Please copy every line of the records below that holds the word "COUNT".

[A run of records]

──────────

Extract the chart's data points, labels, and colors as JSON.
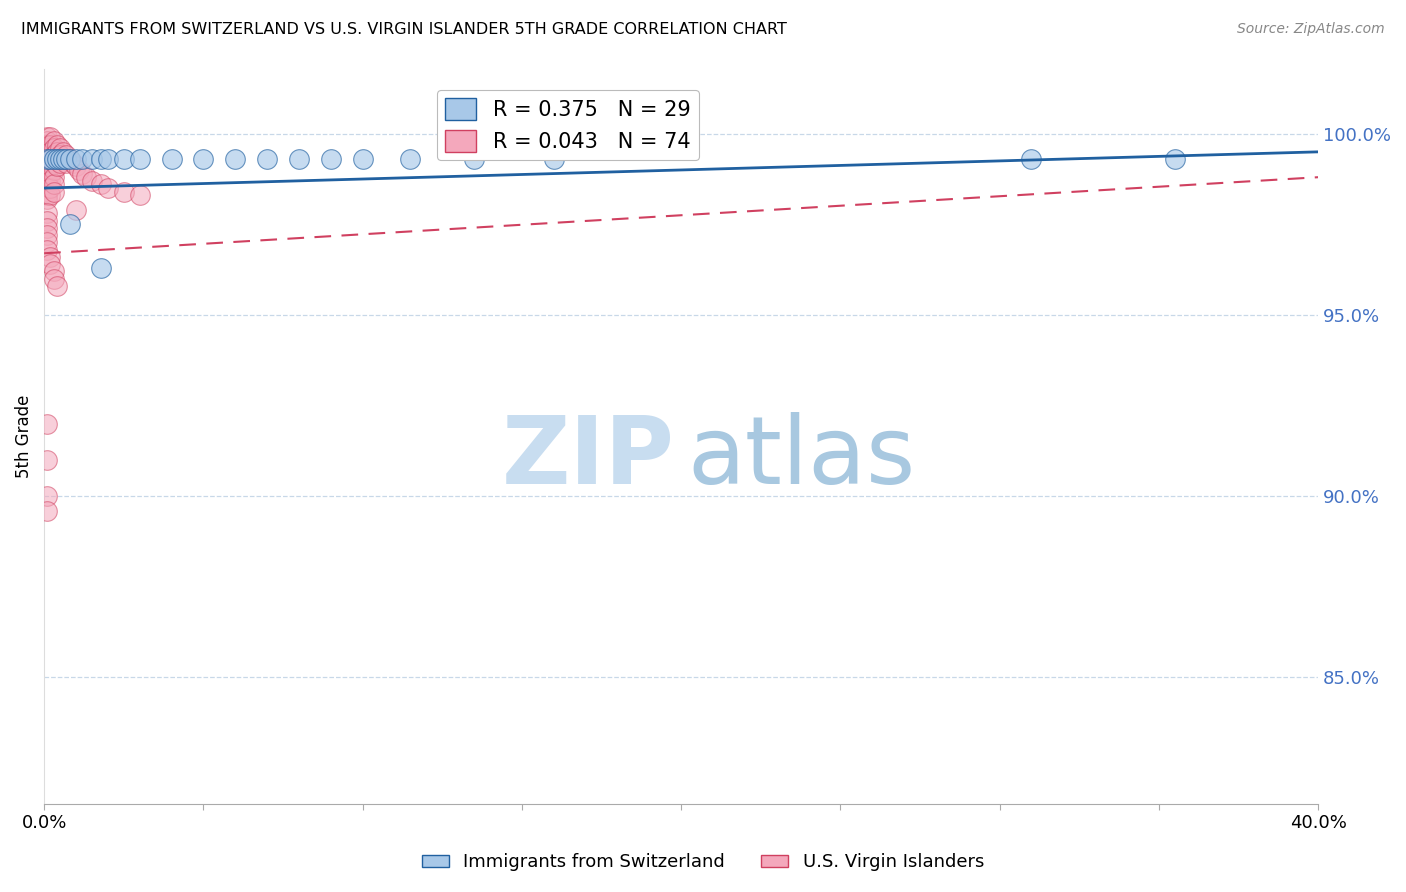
{
  "title": "IMMIGRANTS FROM SWITZERLAND VS U.S. VIRGIN ISLANDER 5TH GRADE CORRELATION CHART",
  "source": "Source: ZipAtlas.com",
  "ylabel": "5th Grade",
  "legend_label1": "Immigrants from Switzerland",
  "legend_label2": "U.S. Virgin Islanders",
  "blue_color": "#a8c8e8",
  "pink_color": "#f4a8bc",
  "trendline_blue": "#2060a0",
  "trendline_pink": "#d04060",
  "grid_color": "#c8d8e8",
  "right_tick_color": "#4472C4",
  "watermark_zip_color": "#c8ddf0",
  "watermark_atlas_color": "#a8c8e0",
  "xlim": [
    0.0,
    0.4
  ],
  "ylim": [
    0.815,
    1.018
  ],
  "right_yticks": [
    1.0,
    0.95,
    0.9,
    0.85
  ],
  "right_yticklabels": [
    "100.0%",
    "95.0%",
    "90.0%",
    "85.0%"
  ],
  "xticks": [
    0.0,
    0.05,
    0.1,
    0.15,
    0.2,
    0.25,
    0.3,
    0.35,
    0.4
  ],
  "blue_trend": [
    0.985,
    0.995
  ],
  "pink_trend": [
    0.967,
    0.988
  ],
  "blue_x": [
    0.001,
    0.002,
    0.003,
    0.004,
    0.005,
    0.006,
    0.007,
    0.008,
    0.01,
    0.012,
    0.015,
    0.018,
    0.02,
    0.025,
    0.03,
    0.04,
    0.05,
    0.06,
    0.07,
    0.08,
    0.09,
    0.1,
    0.115,
    0.135,
    0.16,
    0.31,
    0.355,
    0.008,
    0.018
  ],
  "blue_y": [
    0.993,
    0.993,
    0.993,
    0.993,
    0.993,
    0.993,
    0.993,
    0.993,
    0.993,
    0.993,
    0.993,
    0.993,
    0.993,
    0.993,
    0.993,
    0.993,
    0.993,
    0.993,
    0.993,
    0.993,
    0.993,
    0.993,
    0.993,
    0.993,
    0.993,
    0.993,
    0.993,
    0.975,
    0.963
  ],
  "pink_x": [
    0.001,
    0.001,
    0.001,
    0.001,
    0.001,
    0.001,
    0.001,
    0.001,
    0.001,
    0.001,
    0.001,
    0.001,
    0.001,
    0.001,
    0.001,
    0.001,
    0.001,
    0.001,
    0.002,
    0.002,
    0.002,
    0.002,
    0.002,
    0.002,
    0.002,
    0.002,
    0.002,
    0.003,
    0.003,
    0.003,
    0.003,
    0.003,
    0.003,
    0.003,
    0.003,
    0.004,
    0.004,
    0.004,
    0.004,
    0.005,
    0.005,
    0.005,
    0.006,
    0.006,
    0.007,
    0.007,
    0.008,
    0.009,
    0.01,
    0.011,
    0.012,
    0.013,
    0.015,
    0.018,
    0.02,
    0.025,
    0.03,
    0.001,
    0.01,
    0.001,
    0.001,
    0.001,
    0.001,
    0.001,
    0.002,
    0.002,
    0.003,
    0.003,
    0.004,
    0.001,
    0.001,
    0.001,
    0.001
  ],
  "pink_y": [
    0.999,
    0.998,
    0.997,
    0.996,
    0.995,
    0.994,
    0.993,
    0.992,
    0.991,
    0.99,
    0.989,
    0.988,
    0.987,
    0.986,
    0.985,
    0.984,
    0.983,
    0.982,
    0.999,
    0.997,
    0.995,
    0.993,
    0.991,
    0.989,
    0.987,
    0.985,
    0.983,
    0.998,
    0.996,
    0.994,
    0.992,
    0.99,
    0.988,
    0.986,
    0.984,
    0.997,
    0.995,
    0.993,
    0.991,
    0.996,
    0.994,
    0.992,
    0.995,
    0.993,
    0.994,
    0.992,
    0.993,
    0.992,
    0.991,
    0.99,
    0.989,
    0.988,
    0.987,
    0.986,
    0.985,
    0.984,
    0.983,
    0.978,
    0.979,
    0.976,
    0.974,
    0.972,
    0.97,
    0.968,
    0.966,
    0.964,
    0.962,
    0.96,
    0.958,
    0.92,
    0.9,
    0.91,
    0.896
  ]
}
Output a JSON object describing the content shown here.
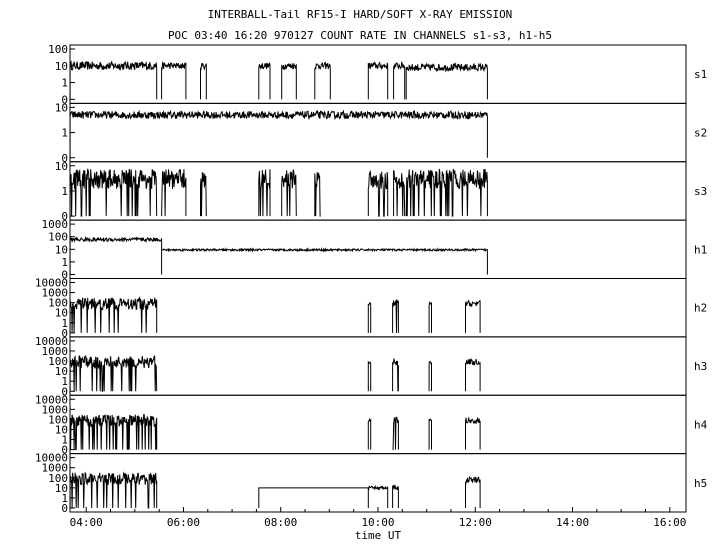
{
  "title": "INTERBALL-Tail RF15-I HARD/SOFT X-RAY EMISSION",
  "subtitle": "POC 03:40 16:20 970127  COUNT RATE IN CHANNELS s1-s3, h1-h5",
  "chart_data": {
    "type": "line",
    "title": "INTERBALL-Tail RF15-I HARD/SOFT X-RAY EMISSION",
    "subtitle": "POC 03:40 16:20 970127  COUNT RATE IN CHANNELS s1-s3, h1-h5",
    "xlabel": "time UT",
    "x_range_hours": [
      3.667,
      16.333
    ],
    "x_ticks": [
      {
        "t": 4,
        "label": "04:00"
      },
      {
        "t": 6,
        "label": "06:00"
      },
      {
        "t": 8,
        "label": "08:00"
      },
      {
        "t": 10,
        "label": "10:00"
      },
      {
        "t": 12,
        "label": "12:00"
      },
      {
        "t": 14,
        "label": "14:00"
      },
      {
        "t": 16,
        "label": "16:00"
      }
    ],
    "y_scale": "log (0 = baseline)",
    "grid": false,
    "panels": [
      {
        "name": "s1",
        "y_ticks": [
          "100",
          "10",
          "1",
          "0"
        ],
        "segments": [
          {
            "start": 3.67,
            "end": 5.45,
            "level": 10,
            "noise": 0.25
          },
          {
            "start": 5.55,
            "end": 6.05,
            "level": 10,
            "noise": 0.2
          },
          {
            "start": 6.35,
            "end": 6.47,
            "level": 10,
            "noise": 0.2
          },
          {
            "start": 7.55,
            "end": 7.78,
            "level": 10,
            "noise": 0.2
          },
          {
            "start": 8.02,
            "end": 8.32,
            "level": 10,
            "noise": 0.2
          },
          {
            "start": 8.7,
            "end": 9.02,
            "level": 10,
            "noise": 0.2
          },
          {
            "start": 9.8,
            "end": 10.2,
            "level": 10,
            "noise": 0.2
          },
          {
            "start": 10.32,
            "end": 10.55,
            "level": 10,
            "noise": 0.2
          },
          {
            "start": 10.58,
            "end": 12.25,
            "level": 8,
            "noise": 0.22
          }
        ]
      },
      {
        "name": "s2",
        "y_ticks": [
          "10",
          "1",
          "0"
        ],
        "segments": [
          {
            "start": 3.67,
            "end": 12.25,
            "level": 5,
            "noise": 0.15
          }
        ]
      },
      {
        "name": "s3",
        "y_ticks": [
          "10",
          "1",
          "0"
        ],
        "segments": [
          {
            "start": 3.67,
            "end": 5.45,
            "level": 3,
            "noise": 0.4
          },
          {
            "start": 5.55,
            "end": 6.05,
            "level": 3,
            "noise": 0.4
          },
          {
            "start": 6.35,
            "end": 6.47,
            "level": 3,
            "noise": 0.4
          },
          {
            "start": 7.55,
            "end": 7.78,
            "level": 3,
            "noise": 0.4
          },
          {
            "start": 8.02,
            "end": 8.32,
            "level": 3,
            "noise": 0.4
          },
          {
            "start": 8.7,
            "end": 8.82,
            "level": 3,
            "noise": 0.4
          },
          {
            "start": 9.8,
            "end": 10.2,
            "level": 3,
            "noise": 0.4
          },
          {
            "start": 10.32,
            "end": 10.55,
            "level": 3,
            "noise": 0.4
          },
          {
            "start": 10.58,
            "end": 12.25,
            "level": 3,
            "noise": 0.4
          }
        ]
      },
      {
        "name": "h1",
        "y_ticks": [
          "1000",
          "100",
          "10",
          "1",
          "0"
        ],
        "segments": [
          {
            "start": 3.67,
            "end": 5.55,
            "level": 60,
            "noise": 0.15
          },
          {
            "start": 5.55,
            "end": 12.25,
            "level": 9,
            "noise": 0.08
          }
        ]
      },
      {
        "name": "h2",
        "y_ticks": [
          "10000",
          "1000",
          "100",
          "10",
          "1",
          "0"
        ],
        "segments": [
          {
            "start": 3.67,
            "end": 5.45,
            "level": 80,
            "noise": 0.6
          },
          {
            "start": 9.8,
            "end": 9.85,
            "level": 80,
            "noise": 0.2
          },
          {
            "start": 10.3,
            "end": 10.42,
            "level": 80,
            "noise": 0.4
          },
          {
            "start": 11.05,
            "end": 11.1,
            "level": 80,
            "noise": 0.2
          },
          {
            "start": 11.8,
            "end": 12.1,
            "level": 80,
            "noise": 0.3
          }
        ]
      },
      {
        "name": "h3",
        "y_ticks": [
          "10000",
          "1000",
          "100",
          "10",
          "1",
          "0"
        ],
        "segments": [
          {
            "start": 3.67,
            "end": 5.45,
            "level": 80,
            "noise": 0.6
          },
          {
            "start": 9.8,
            "end": 9.85,
            "level": 80,
            "noise": 0.2
          },
          {
            "start": 10.3,
            "end": 10.42,
            "level": 80,
            "noise": 0.4
          },
          {
            "start": 11.05,
            "end": 11.1,
            "level": 80,
            "noise": 0.2
          },
          {
            "start": 11.8,
            "end": 12.1,
            "level": 80,
            "noise": 0.3
          }
        ]
      },
      {
        "name": "h4",
        "y_ticks": [
          "10000",
          "1000",
          "100",
          "10",
          "1",
          "0"
        ],
        "segments": [
          {
            "start": 3.67,
            "end": 5.45,
            "level": 80,
            "noise": 0.6
          },
          {
            "start": 9.8,
            "end": 9.85,
            "level": 80,
            "noise": 0.2
          },
          {
            "start": 10.3,
            "end": 10.42,
            "level": 80,
            "noise": 0.4
          },
          {
            "start": 11.05,
            "end": 11.1,
            "level": 80,
            "noise": 0.2
          },
          {
            "start": 11.8,
            "end": 12.1,
            "level": 80,
            "noise": 0.3
          }
        ]
      },
      {
        "name": "h5",
        "y_ticks": [
          "10000",
          "1000",
          "100",
          "10",
          "1",
          "0"
        ],
        "segments": [
          {
            "start": 3.67,
            "end": 5.45,
            "level": 80,
            "noise": 0.6
          },
          {
            "start": 7.55,
            "end": 9.8,
            "level": 10,
            "noise": 0.0
          },
          {
            "start": 9.8,
            "end": 10.2,
            "level": 10,
            "noise": 0.15
          },
          {
            "start": 10.3,
            "end": 10.42,
            "level": 10,
            "noise": 0.3
          },
          {
            "start": 11.8,
            "end": 12.1,
            "level": 60,
            "noise": 0.3
          }
        ]
      }
    ]
  }
}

──────────

== REPLY TO THE TASK ==
  "subtitle": "POC 03:40 16:20 970127  COUNT RATE IN CHANNELS s1-s3, h1-h5",
    "subtitle": "POC 03:40 16:20 970127  COUNT RATE IN CHANNELS s1-s3, h1-h5",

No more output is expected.